BRIEF
Take each line that has the word "grid" and return it.

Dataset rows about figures
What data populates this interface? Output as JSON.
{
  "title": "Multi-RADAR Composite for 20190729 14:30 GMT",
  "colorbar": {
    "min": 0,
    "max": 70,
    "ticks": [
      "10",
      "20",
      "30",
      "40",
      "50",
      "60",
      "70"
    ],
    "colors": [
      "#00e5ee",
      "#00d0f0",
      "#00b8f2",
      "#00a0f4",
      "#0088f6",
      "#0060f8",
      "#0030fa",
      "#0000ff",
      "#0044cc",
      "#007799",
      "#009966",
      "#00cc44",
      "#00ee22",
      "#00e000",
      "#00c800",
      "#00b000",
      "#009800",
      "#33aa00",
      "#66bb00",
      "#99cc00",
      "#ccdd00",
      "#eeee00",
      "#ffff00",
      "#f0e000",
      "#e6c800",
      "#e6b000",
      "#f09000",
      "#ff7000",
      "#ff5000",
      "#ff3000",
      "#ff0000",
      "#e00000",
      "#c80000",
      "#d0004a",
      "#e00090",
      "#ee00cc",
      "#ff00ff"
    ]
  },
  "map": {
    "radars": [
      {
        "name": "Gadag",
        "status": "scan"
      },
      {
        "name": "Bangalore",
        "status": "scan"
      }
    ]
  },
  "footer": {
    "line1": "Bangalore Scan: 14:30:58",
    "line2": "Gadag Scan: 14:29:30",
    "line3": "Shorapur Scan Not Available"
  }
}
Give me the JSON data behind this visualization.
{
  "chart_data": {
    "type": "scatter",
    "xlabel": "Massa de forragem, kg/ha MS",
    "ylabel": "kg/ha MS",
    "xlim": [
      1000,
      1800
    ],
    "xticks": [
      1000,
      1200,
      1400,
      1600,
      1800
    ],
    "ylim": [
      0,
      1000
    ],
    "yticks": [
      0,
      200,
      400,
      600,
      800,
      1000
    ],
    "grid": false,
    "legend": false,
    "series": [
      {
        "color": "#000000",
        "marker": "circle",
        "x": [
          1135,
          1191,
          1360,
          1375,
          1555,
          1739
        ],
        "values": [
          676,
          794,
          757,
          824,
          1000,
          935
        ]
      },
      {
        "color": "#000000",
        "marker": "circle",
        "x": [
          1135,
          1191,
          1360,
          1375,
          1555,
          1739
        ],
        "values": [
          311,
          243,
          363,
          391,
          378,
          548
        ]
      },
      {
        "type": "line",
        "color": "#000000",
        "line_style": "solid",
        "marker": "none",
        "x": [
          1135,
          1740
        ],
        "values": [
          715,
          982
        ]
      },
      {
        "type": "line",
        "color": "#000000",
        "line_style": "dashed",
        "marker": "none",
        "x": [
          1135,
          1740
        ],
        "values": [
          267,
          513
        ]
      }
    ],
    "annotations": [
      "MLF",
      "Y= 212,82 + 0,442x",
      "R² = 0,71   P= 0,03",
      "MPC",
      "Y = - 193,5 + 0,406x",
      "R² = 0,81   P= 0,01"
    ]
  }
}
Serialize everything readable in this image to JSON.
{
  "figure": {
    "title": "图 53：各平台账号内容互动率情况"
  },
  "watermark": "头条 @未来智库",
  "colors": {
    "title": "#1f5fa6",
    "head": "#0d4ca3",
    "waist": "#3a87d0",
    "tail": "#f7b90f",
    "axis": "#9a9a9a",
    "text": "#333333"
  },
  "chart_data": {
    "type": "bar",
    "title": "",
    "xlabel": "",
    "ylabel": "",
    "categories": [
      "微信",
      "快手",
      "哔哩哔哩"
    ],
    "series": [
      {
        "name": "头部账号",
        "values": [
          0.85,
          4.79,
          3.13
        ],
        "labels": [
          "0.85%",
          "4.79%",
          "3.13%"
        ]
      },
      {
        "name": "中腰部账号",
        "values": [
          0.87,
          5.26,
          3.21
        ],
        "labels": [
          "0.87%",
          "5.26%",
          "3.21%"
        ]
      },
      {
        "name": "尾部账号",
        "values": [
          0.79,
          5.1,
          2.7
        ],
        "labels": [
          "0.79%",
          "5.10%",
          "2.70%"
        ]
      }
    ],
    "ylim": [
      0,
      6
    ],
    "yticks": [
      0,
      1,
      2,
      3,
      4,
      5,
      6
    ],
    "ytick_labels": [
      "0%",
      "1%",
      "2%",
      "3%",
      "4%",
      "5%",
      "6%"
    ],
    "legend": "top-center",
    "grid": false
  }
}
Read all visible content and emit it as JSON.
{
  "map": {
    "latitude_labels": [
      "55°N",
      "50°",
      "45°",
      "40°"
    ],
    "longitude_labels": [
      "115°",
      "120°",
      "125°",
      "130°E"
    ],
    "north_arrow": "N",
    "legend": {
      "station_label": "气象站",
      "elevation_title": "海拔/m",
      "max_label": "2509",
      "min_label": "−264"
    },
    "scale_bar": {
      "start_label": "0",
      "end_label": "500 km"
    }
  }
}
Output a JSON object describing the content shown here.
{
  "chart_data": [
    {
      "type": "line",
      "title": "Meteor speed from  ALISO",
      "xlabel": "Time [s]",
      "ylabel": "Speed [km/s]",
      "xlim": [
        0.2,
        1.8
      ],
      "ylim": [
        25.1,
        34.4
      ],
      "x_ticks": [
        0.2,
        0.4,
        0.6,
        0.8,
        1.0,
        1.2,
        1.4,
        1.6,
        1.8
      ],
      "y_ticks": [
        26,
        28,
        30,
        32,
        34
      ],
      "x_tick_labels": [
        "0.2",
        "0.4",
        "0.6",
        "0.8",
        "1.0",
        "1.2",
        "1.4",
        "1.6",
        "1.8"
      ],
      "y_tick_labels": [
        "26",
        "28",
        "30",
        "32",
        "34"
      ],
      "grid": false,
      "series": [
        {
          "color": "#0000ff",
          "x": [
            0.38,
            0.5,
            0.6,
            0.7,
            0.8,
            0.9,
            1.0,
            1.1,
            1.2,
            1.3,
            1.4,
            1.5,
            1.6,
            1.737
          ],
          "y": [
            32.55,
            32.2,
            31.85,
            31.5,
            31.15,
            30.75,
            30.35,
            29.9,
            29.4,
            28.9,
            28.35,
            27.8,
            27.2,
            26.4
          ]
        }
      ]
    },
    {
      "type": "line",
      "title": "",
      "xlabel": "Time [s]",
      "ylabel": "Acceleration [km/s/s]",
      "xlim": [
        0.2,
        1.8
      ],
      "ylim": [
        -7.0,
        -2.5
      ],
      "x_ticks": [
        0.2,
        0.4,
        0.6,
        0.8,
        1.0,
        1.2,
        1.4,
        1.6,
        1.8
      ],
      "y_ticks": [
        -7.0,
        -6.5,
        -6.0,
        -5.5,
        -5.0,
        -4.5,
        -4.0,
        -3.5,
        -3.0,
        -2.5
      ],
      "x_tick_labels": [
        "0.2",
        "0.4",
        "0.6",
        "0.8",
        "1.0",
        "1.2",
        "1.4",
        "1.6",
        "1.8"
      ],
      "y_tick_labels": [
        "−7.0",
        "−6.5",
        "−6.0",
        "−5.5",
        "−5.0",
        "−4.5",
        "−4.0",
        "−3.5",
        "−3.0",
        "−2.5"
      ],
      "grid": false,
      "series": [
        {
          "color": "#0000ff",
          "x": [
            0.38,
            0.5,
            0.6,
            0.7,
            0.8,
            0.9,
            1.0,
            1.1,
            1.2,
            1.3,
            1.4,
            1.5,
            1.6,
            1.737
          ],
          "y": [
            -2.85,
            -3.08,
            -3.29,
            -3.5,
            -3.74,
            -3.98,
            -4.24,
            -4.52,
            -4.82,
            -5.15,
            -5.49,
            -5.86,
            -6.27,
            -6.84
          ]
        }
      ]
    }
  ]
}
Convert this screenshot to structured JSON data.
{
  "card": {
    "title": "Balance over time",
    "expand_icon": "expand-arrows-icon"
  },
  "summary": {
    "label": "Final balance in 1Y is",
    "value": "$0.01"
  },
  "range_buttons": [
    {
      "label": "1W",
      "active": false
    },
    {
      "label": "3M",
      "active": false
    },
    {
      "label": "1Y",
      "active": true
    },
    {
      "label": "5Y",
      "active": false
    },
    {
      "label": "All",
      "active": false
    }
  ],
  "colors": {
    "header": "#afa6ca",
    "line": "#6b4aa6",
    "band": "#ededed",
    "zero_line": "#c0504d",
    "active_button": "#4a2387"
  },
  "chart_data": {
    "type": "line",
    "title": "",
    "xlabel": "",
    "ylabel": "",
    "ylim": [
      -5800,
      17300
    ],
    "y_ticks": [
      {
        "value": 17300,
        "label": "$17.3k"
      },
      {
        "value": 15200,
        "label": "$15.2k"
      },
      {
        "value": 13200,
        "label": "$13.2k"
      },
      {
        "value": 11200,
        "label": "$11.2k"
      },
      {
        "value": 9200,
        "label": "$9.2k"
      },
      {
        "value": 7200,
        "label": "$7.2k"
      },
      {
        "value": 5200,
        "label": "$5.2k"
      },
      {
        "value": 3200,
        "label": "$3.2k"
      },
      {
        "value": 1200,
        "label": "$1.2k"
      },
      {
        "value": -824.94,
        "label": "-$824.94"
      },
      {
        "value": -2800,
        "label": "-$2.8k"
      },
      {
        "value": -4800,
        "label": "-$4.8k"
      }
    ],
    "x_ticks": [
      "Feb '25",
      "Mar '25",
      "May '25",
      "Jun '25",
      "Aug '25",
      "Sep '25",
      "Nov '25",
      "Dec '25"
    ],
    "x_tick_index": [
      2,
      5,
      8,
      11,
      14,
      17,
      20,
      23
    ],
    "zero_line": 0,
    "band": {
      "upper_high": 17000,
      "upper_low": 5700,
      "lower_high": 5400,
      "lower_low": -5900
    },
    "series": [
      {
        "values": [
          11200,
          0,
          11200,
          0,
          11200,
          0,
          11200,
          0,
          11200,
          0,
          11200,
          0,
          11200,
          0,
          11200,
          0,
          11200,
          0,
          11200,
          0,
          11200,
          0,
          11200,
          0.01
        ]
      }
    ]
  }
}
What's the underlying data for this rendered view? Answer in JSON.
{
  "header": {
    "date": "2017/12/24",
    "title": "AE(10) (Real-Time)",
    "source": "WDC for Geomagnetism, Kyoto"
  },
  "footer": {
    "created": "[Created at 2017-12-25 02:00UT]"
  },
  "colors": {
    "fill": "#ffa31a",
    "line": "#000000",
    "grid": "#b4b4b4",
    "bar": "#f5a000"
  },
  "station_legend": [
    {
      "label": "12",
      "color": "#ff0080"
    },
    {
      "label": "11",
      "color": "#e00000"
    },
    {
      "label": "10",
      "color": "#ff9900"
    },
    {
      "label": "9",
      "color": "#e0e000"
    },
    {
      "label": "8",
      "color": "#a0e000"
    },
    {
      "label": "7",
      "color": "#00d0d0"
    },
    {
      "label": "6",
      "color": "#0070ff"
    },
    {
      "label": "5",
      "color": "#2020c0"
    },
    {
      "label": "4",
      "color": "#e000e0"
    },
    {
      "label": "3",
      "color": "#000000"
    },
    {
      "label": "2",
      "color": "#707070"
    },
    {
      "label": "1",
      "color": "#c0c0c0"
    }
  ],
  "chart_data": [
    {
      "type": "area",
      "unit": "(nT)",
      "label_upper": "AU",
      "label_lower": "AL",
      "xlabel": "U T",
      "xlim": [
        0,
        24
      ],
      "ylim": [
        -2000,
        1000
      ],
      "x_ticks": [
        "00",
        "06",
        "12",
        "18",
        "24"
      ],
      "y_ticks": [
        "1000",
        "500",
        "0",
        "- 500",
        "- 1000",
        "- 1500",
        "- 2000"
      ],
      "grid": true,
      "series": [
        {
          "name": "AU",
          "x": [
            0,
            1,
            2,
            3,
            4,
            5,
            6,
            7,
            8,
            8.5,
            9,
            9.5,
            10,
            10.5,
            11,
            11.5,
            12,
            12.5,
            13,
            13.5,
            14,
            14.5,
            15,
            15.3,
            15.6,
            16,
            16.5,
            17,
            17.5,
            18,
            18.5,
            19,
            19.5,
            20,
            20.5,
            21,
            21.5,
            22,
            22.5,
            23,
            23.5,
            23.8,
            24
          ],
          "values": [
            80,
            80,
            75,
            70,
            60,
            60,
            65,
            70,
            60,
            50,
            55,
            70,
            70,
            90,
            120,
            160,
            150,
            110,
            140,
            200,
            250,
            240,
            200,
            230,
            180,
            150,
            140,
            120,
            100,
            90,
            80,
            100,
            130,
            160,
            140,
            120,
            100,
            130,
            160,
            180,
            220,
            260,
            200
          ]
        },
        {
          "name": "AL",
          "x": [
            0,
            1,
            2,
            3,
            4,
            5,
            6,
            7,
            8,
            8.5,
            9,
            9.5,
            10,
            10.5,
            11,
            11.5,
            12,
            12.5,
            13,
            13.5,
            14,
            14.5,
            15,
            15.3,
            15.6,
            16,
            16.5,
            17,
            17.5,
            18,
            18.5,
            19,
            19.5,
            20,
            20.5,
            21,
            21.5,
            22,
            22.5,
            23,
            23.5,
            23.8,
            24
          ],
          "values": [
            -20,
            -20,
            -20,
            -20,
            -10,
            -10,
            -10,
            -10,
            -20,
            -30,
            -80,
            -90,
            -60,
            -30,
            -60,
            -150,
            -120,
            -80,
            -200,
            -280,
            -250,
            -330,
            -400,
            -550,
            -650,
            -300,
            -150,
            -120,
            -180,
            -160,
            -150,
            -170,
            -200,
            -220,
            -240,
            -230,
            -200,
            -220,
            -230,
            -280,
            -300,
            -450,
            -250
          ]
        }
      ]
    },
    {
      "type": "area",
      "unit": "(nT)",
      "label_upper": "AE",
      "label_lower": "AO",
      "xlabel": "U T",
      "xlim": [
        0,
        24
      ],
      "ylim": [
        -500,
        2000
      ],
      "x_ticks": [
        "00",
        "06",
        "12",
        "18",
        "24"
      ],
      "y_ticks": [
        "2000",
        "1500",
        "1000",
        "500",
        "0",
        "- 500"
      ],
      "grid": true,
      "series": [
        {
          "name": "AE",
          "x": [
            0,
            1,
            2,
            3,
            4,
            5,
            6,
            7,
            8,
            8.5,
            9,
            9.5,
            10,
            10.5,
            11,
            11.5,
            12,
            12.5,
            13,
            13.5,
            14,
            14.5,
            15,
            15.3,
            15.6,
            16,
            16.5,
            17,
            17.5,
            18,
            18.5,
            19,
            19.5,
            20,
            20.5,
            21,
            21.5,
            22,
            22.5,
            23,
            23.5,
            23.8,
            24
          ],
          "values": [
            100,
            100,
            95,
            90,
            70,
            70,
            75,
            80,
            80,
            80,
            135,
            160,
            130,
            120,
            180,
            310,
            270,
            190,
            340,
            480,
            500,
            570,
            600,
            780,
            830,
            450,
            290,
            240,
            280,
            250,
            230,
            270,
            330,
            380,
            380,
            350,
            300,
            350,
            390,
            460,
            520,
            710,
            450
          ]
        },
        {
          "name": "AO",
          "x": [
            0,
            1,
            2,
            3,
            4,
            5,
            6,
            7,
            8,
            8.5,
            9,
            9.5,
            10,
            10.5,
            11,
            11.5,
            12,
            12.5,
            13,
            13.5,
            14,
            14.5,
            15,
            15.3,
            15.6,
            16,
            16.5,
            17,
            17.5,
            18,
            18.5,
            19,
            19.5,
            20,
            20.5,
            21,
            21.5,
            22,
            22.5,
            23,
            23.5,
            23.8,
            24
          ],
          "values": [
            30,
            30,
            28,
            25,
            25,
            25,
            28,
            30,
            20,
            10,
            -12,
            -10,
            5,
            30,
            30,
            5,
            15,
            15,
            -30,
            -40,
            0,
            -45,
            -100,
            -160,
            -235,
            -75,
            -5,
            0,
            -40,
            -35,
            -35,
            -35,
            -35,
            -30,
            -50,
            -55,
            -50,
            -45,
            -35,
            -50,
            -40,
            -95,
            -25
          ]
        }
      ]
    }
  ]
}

EXERCISE SOLUTION
    "grid": false,
    "grid": false
      "grid": false,
      "grid": false,
    "grid": "#b4b4b4",
      "grid": true,
      "grid": true,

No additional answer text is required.